▶ Request: How many lines in the records below contain the word "chevron"? Give only the number.

——————

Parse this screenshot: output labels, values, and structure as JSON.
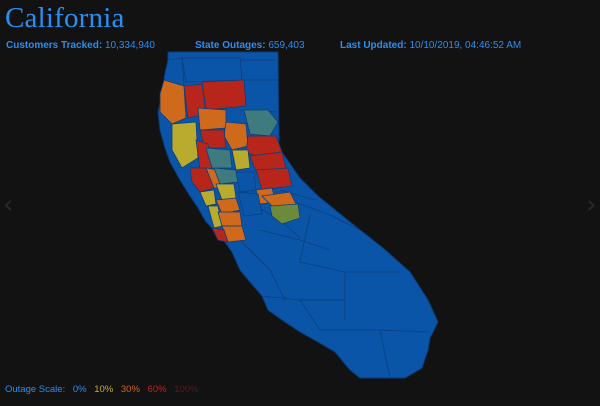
{
  "header": {
    "title": "California",
    "customers_label": "Customers Tracked:",
    "customers_value": "10,334,940",
    "outages_label": "State Outages:",
    "outages_value": "659,403",
    "updated_label": "Last Updated:",
    "updated_value": "10/10/2019, 04:46:52 AM"
  },
  "legend": {
    "label": "Outage Scale:",
    "items": [
      {
        "text": "0%",
        "color": "#2d8fe8"
      },
      {
        "text": "10%",
        "color": "#c9b02c"
      },
      {
        "text": "30%",
        "color": "#d2641e"
      },
      {
        "text": "60%",
        "color": "#c42222"
      },
      {
        "text": "100%",
        "color": "#5a1a1a"
      }
    ]
  },
  "nav": {
    "prev_icon": "chevron-left-icon",
    "next_icon": "chevron-right-icon"
  },
  "colors": {
    "background": "#121212",
    "state_fill": "#0b55a8",
    "county_border": "#0a3f7e",
    "outage_0": "#0b55a8",
    "outage_10": "#b9ab2e",
    "outage_30": "#cf6a1c",
    "outage_60": "#b8261b",
    "outage_100": "#5a1a1a",
    "outage_teal": "#3f7a7e",
    "outage_green": "#6b8a3a"
  }
}
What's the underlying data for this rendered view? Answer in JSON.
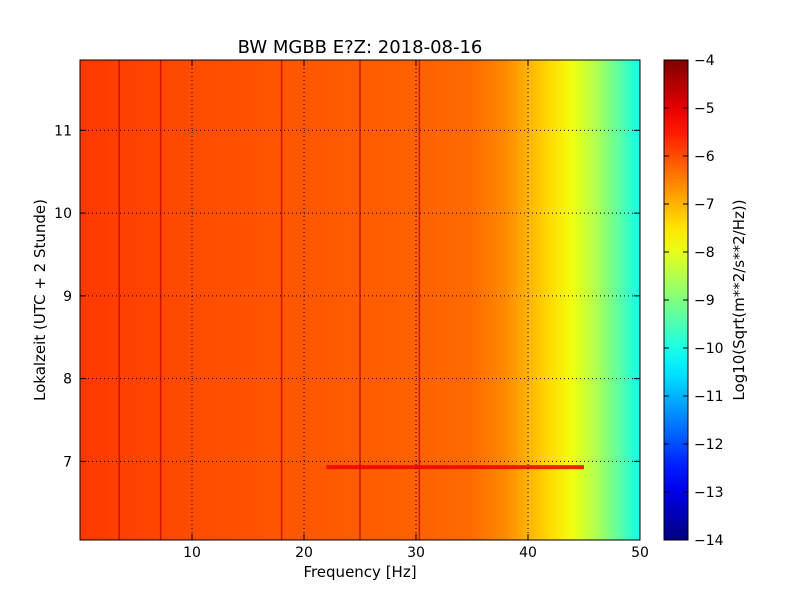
{
  "chart_data": {
    "type": "heatmap",
    "title": "BW MGBB E?Z: 2018-08-16",
    "xlabel": "Frequency [Hz]",
    "ylabel": "Lokalzeit (UTC + 2 Stunde)",
    "xlim": [
      0,
      50
    ],
    "ylim": [
      11.85,
      6.05
    ],
    "x_ticks": [
      10,
      20,
      30,
      40,
      50
    ],
    "y_ticks": [
      7,
      8,
      9,
      10,
      11
    ],
    "grid": true,
    "colorbar": {
      "label": "Log10(Sqrt(m**2/s**2/Hz))",
      "range": [
        -14,
        -4
      ],
      "ticks": [
        -4,
        -5,
        -6,
        -7,
        -8,
        -9,
        -10,
        -11,
        -12,
        -13,
        -14
      ],
      "colormap": "jet"
    },
    "spectrum_profile": {
      "frequency_hz": [
        0,
        5,
        10,
        15,
        20,
        25,
        30,
        35,
        38,
        40,
        42,
        44,
        46,
        48,
        50
      ],
      "log10_amplitude": [
        -5.8,
        -5.9,
        -6.0,
        -6.05,
        -6.1,
        -6.15,
        -6.2,
        -6.3,
        -6.6,
        -7.0,
        -7.4,
        -7.9,
        -8.5,
        -9.3,
        -10.1
      ]
    },
    "vertical_lines_hz": [
      3.5,
      7.2,
      18,
      25,
      30.3
    ],
    "horizontal_events": [
      {
        "time": 6.93,
        "from_hz": 22,
        "to_hz": 45,
        "value": -5.1
      }
    ]
  },
  "colors": {
    "frame": "#000000",
    "grid": "#000000"
  }
}
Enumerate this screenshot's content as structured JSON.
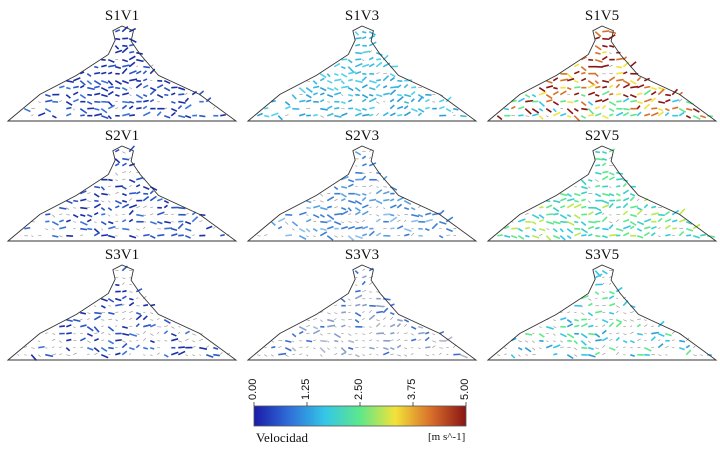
{
  "panels": [
    {
      "title": "S1V1",
      "palette": "blue-dark",
      "density": 0.85
    },
    {
      "title": "S1V3",
      "palette": "cyan",
      "density": 0.9
    },
    {
      "title": "S1V5",
      "palette": "hot",
      "density": 0.9
    },
    {
      "title": "S2V1",
      "palette": "blue-dark",
      "density": 0.65
    },
    {
      "title": "S2V3",
      "palette": "blue-light",
      "density": 0.75
    },
    {
      "title": "S2V5",
      "palette": "green",
      "density": 0.8
    },
    {
      "title": "S3V1",
      "palette": "blue-dark",
      "density": 0.45
    },
    {
      "title": "S3V3",
      "palette": "grey-blue",
      "density": 0.45
    },
    {
      "title": "S3V5",
      "palette": "cyan-sparse",
      "density": 0.5
    }
  ],
  "colorbar": {
    "title": "Velocidad",
    "unit": "[m s^-1]",
    "ticks": [
      "0.00",
      "1.25",
      "2.50",
      "3.75",
      "5.00"
    ],
    "min": 0,
    "max": 5,
    "colors": [
      "#1a1aa8",
      "#2f6fd8",
      "#34c6e8",
      "#5de88a",
      "#f3e23a",
      "#d8702a",
      "#8a1414"
    ]
  }
}
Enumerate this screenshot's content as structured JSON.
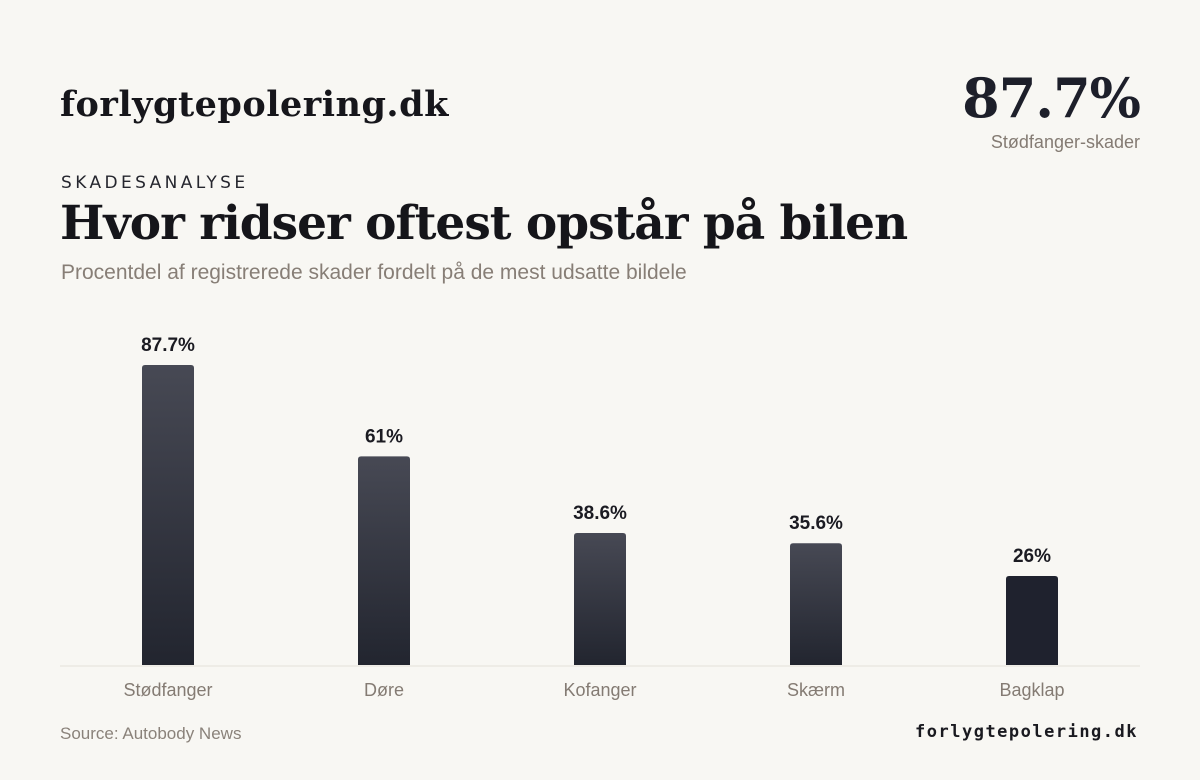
{
  "header": {
    "brand": "forlygtepolering.dk",
    "kpi_value": "87.7%",
    "kpi_label": "Stødfanger-skader"
  },
  "eyebrow": "SKADESANALYSE",
  "footer": {
    "source": "Source: Autobody News",
    "brand": "forlygtepolering.dk"
  },
  "chart_data": {
    "type": "bar",
    "title": "Hvor ridser oftest opstår på bilen",
    "subtitle": "Procentdel af registrerede skader fordelt på de mest udsatte bildele",
    "categories": [
      "Stødfanger",
      "Døre",
      "Kofanger",
      "Skærm",
      "Bagklap"
    ],
    "values": [
      87.7,
      61,
      38.6,
      35.6,
      26
    ],
    "value_labels": [
      "87.7%",
      "61%",
      "38.6%",
      "35.6%",
      "26%"
    ],
    "ylim": [
      0,
      87.7
    ],
    "grid": false,
    "legend": "none",
    "colors": {
      "bar_top": "#474954",
      "bar_bottom": "#22252f",
      "bar_last": "#1f222e",
      "axis": "#e3e0da",
      "value_label": "#1b1b22",
      "category_label": "#847b73"
    }
  }
}
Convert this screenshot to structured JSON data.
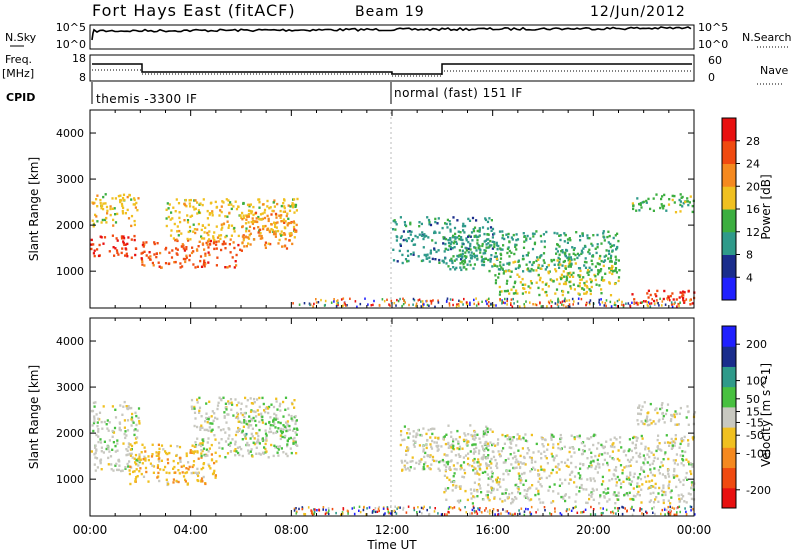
{
  "header": {
    "station": "Fort Hays East (fitACF)",
    "beam": "Beam 19",
    "date": "12/Jun/2012"
  },
  "summary_panels": {
    "nsky_label": "N.Sky",
    "nsky_ticks": [
      "10^5",
      "10^0"
    ],
    "nsearch_label": "N.Search",
    "nsearch_ticks": [
      "10^5",
      "10^0"
    ],
    "freq_label_line1": "Freq.",
    "freq_label_line2": "[MHz]",
    "freq_ticks": [
      "18",
      "8"
    ],
    "nave_label": "Nave",
    "nave_ticks": [
      "60",
      "0"
    ],
    "cpid_label": "CPID",
    "cpid_modes": [
      "themis -3300 IF",
      "normal (fast) 151 IF"
    ]
  },
  "colors": {
    "power_scale": [
      "#2020ff",
      "#1a2d8c",
      "#2f9a8a",
      "#3cae40",
      "#f0c020",
      "#f5891f",
      "#f04a10",
      "#e81010"
    ],
    "velocity_scale": [
      "#e81010",
      "#f04a10",
      "#f5891f",
      "#f0c020",
      "#c8c8c0",
      "#48c040",
      "#2f9a8a",
      "#1a2d8c",
      "#2020ff"
    ]
  },
  "chart_data": [
    {
      "type": "heatmap",
      "title": "",
      "xlabel": "Time UT",
      "ylabel": "Slant Range [km]",
      "x_ticks": [
        "00:00",
        "04:00",
        "08:00",
        "12:00",
        "16:00",
        "20:00",
        "00:00"
      ],
      "xlim_hours": [
        0,
        24
      ],
      "y_ticks": [
        "1000",
        "2000",
        "3000",
        "4000"
      ],
      "ylim": [
        200,
        4500
      ],
      "colorbar_label": "Power [dB]",
      "colorbar_ticks": [
        "28",
        "24",
        "20",
        "16",
        "12",
        "8",
        "4"
      ],
      "colorbar_range": [
        0,
        32
      ],
      "scatter_bands": [
        {
          "t": [
            0,
            1.8
          ],
          "r": [
            1300,
            1800
          ],
          "value": 28
        },
        {
          "t": [
            0,
            2
          ],
          "r": [
            2000,
            2700
          ],
          "value": 18
        },
        {
          "t": [
            2,
            6
          ],
          "r": [
            1100,
            1700
          ],
          "value": 26
        },
        {
          "t": [
            3,
            8.2
          ],
          "r": [
            1700,
            2600
          ],
          "value": 18
        },
        {
          "t": [
            6,
            8.2
          ],
          "r": [
            1500,
            2300
          ],
          "value": 22
        },
        {
          "t": [
            12,
            16
          ],
          "r": [
            1200,
            2200
          ],
          "value": 10
        },
        {
          "t": [
            14,
            21
          ],
          "r": [
            1000,
            1900
          ],
          "value": 12
        },
        {
          "t": [
            16,
            21
          ],
          "r": [
            500,
            1300
          ],
          "value": 16
        },
        {
          "t": [
            21.5,
            24
          ],
          "r": [
            300,
            600
          ],
          "value": 28
        },
        {
          "t": [
            21.5,
            24
          ],
          "r": [
            2300,
            2700
          ],
          "value": 14
        }
      ]
    },
    {
      "type": "heatmap",
      "title": "",
      "xlabel": "Time UT",
      "ylabel": "Slant Range [km]",
      "x_ticks": [
        "00:00",
        "04:00",
        "08:00",
        "12:00",
        "16:00",
        "20:00",
        "00:00"
      ],
      "xlim_hours": [
        0,
        24
      ],
      "y_ticks": [
        "1000",
        "2000",
        "3000",
        "4000"
      ],
      "ylim": [
        200,
        4500
      ],
      "colorbar_label": "Velocity [m s^-1]",
      "colorbar_ticks": [
        "200",
        "100",
        "50",
        "15",
        "-15",
        "-50",
        "-100",
        "-200"
      ],
      "colorbar_range": [
        -250,
        250
      ],
      "scatter_bands": [
        {
          "t": [
            0,
            2
          ],
          "r": [
            1200,
            2700
          ],
          "value": 0
        },
        {
          "t": [
            1.5,
            5
          ],
          "r": [
            900,
            1800
          ],
          "value": -60
        },
        {
          "t": [
            4,
            8.2
          ],
          "r": [
            1500,
            2800
          ],
          "value": 0
        },
        {
          "t": [
            6,
            8.2
          ],
          "r": [
            1700,
            2400
          ],
          "value": 40
        },
        {
          "t": [
            12.3,
            16
          ],
          "r": [
            1200,
            2200
          ],
          "value": 0
        },
        {
          "t": [
            14,
            24
          ],
          "r": [
            500,
            2000
          ],
          "value": 0
        },
        {
          "t": [
            21.5,
            24
          ],
          "r": [
            2200,
            2700
          ],
          "value": 0
        }
      ]
    }
  ]
}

——————

▶ Full solution: 2